**AIM**
Without the pictures, copy all the entries below exactly.

Data records
——
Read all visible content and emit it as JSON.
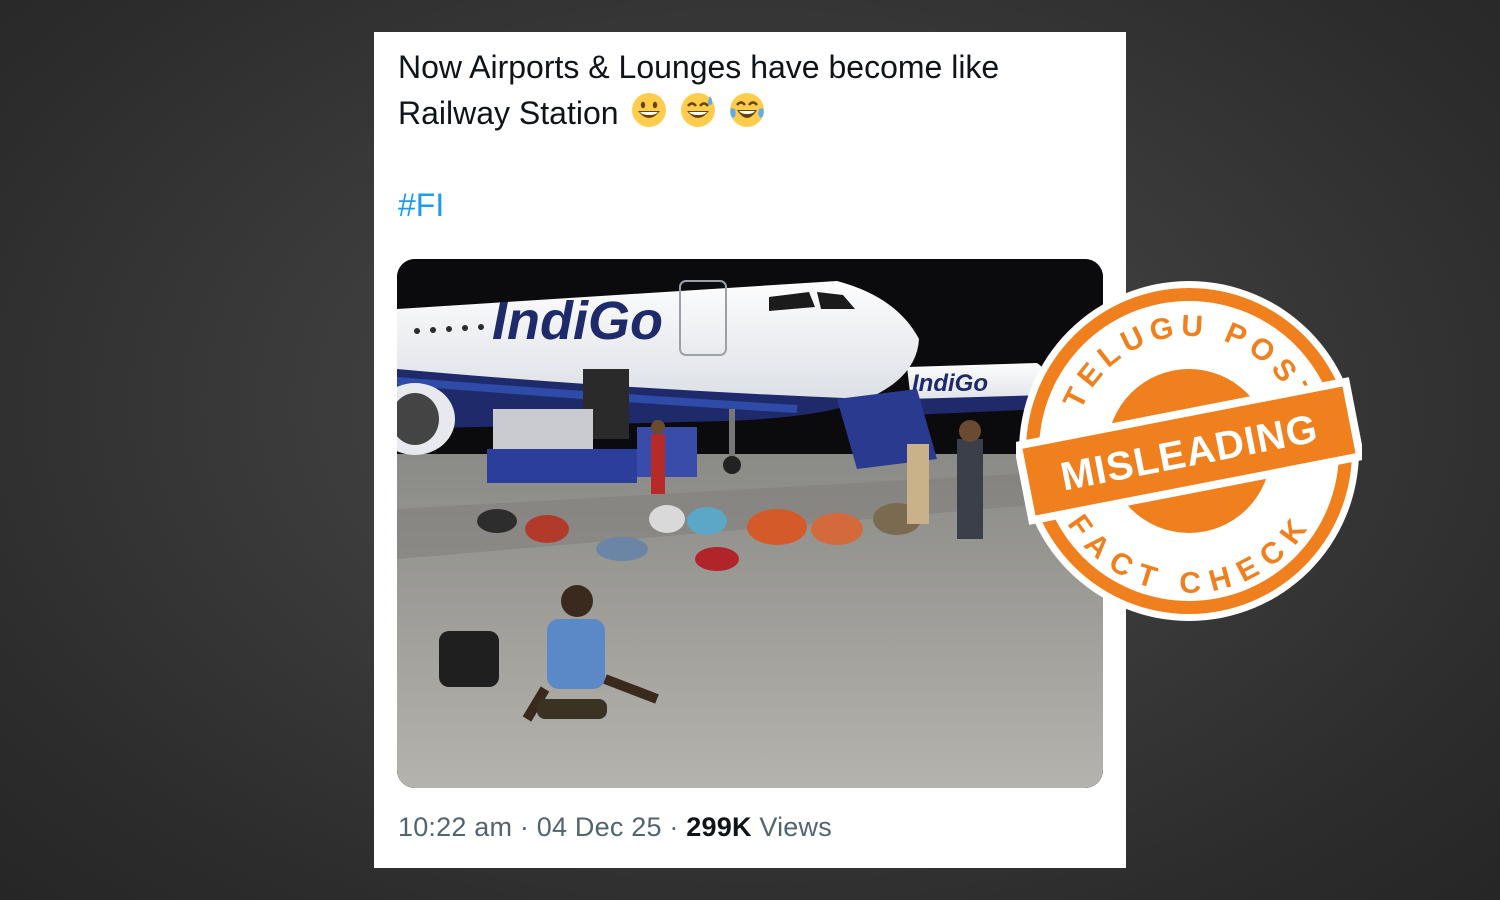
{
  "tweet": {
    "text_line1": "Now Airports & Lounges have become like",
    "text_line2": "Railway Station",
    "emojis": [
      "grinning-face",
      "grinning-face-with-sweat",
      "face-with-tears-of-joy"
    ],
    "hashtag": "#FI",
    "time": "10:22 am",
    "sep1": "·",
    "date": "04 Dec 25",
    "sep2": "·",
    "views_count": "299K",
    "views_label": "Views"
  },
  "photo": {
    "aircraft_livery": "IndiGo",
    "aircraft_livery_2": "IndiGo"
  },
  "stamp": {
    "brand": "TELUGU POST",
    "verdict": "MISLEADING",
    "label": "FACT CHECK",
    "color": "#f07f1e"
  }
}
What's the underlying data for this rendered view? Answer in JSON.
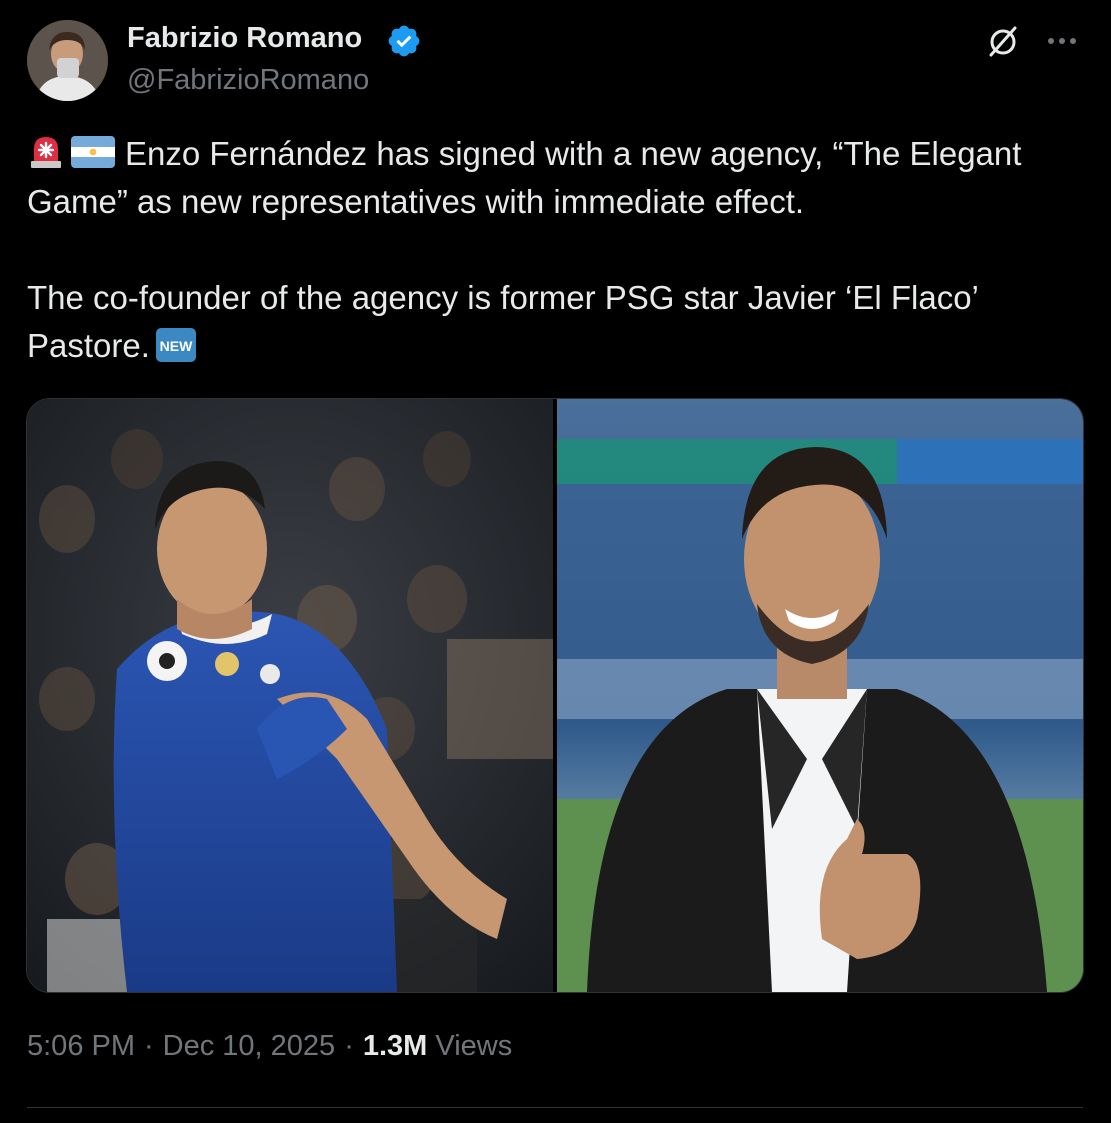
{
  "author": {
    "display_name": "Fabrizio Romano",
    "handle": "@FabrizioRomano",
    "verified": true,
    "verified_color": "#1d9bf0"
  },
  "tweet": {
    "line1_text": "Enzo Fernández has signed with a new agency, “The Elegant Game” as new representatives with immediate effect.",
    "line1_emojis": [
      "siren-icon",
      "argentina-flag-icon"
    ],
    "line2_text": "The co-founder of the agency is former PSG star Javier ‘El Flaco’ Pastore.",
    "line2_emoji": "new-button-icon",
    "new_emoji_label": "NEW"
  },
  "media": {
    "photos": [
      {
        "name": "enzo-fernandez-photo"
      },
      {
        "name": "javier-pastore-photo"
      }
    ]
  },
  "meta": {
    "time": "5:06 PM",
    "date": "Dec 10, 2025",
    "separator": "·",
    "views_count": "1.3M",
    "views_label": "Views"
  },
  "colors": {
    "background": "#000000",
    "text": "#e7e9ea",
    "muted": "#71767b",
    "border": "#2f3336"
  }
}
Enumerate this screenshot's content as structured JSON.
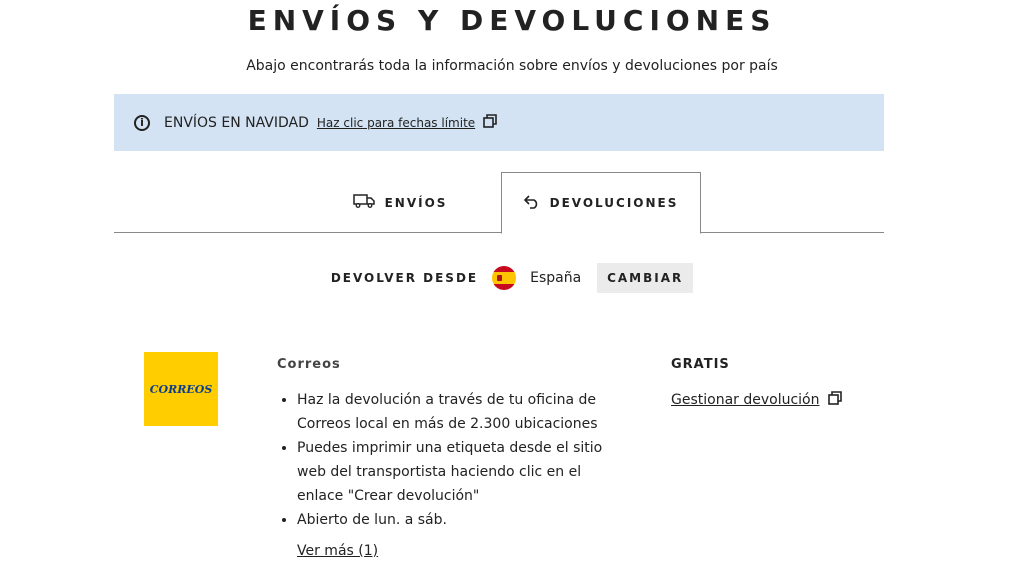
——
**EXPECTED OUTPUT**
Read all visible content and emit it as JSON.
{
  "tweet": {
    "text_line1": "Now Airports & Lounges have become like",
    "text_line2": "Railway Station",
    "emojis": [
      "grinning-face",
      "grinning-face-with-sweat",
      "face-with-tears-of-joy"
    ],
    "hashtag": "#FI",
    "time": "10:22 am",
    "sep1": "·",
    "date": "04 Dec 25",
    "sep2": "·",
    "views_count": "299K",
    "views_label": "Views"
  },
  "photo": {
    "aircraft_livery": "IndiGo",
    "aircraft_livery_2": "IndiGo"
  },
  "stamp": {
    "brand": "TELUGU POST",
    "verdict": "MISLEADING",
    "label": "FACT CHECK",
    "color": "#f07f1e"
  }
}
What's the underlying data for this rendered view? Answer in JSON.
{
  "author": {
    "display_name": "Fabrizio Romano",
    "handle": "@FabrizioRomano",
    "verified": true,
    "verified_color": "#1d9bf0"
  },
  "tweet": {
    "line1_text": "Enzo Fernández has signed with a new agency, “The Elegant Game” as new representatives with immediate effect.",
    "line1_emojis": [
      "siren-icon",
      "argentina-flag-icon"
    ],
    "line2_text": "The co-founder of the agency is former PSG star Javier ‘El Flaco’ Pastore.",
    "line2_emoji": "new-button-icon",
    "new_emoji_label": "NEW"
  },
  "media": {
    "photos": [
      {
        "name": "enzo-fernandez-photo"
      },
      {
        "name": "javier-pastore-photo"
      }
    ]
  },
  "meta": {
    "time": "5:06 PM",
    "date": "Dec 10, 2025",
    "separator": "·",
    "views_count": "1.3M",
    "views_label": "Views"
  },
  "colors": {
    "background": "#000000",
    "text": "#e7e9ea",
    "muted": "#71767b",
    "border": "#2f3336"
  }
}
Enumerate this screenshot's content as structured JSON.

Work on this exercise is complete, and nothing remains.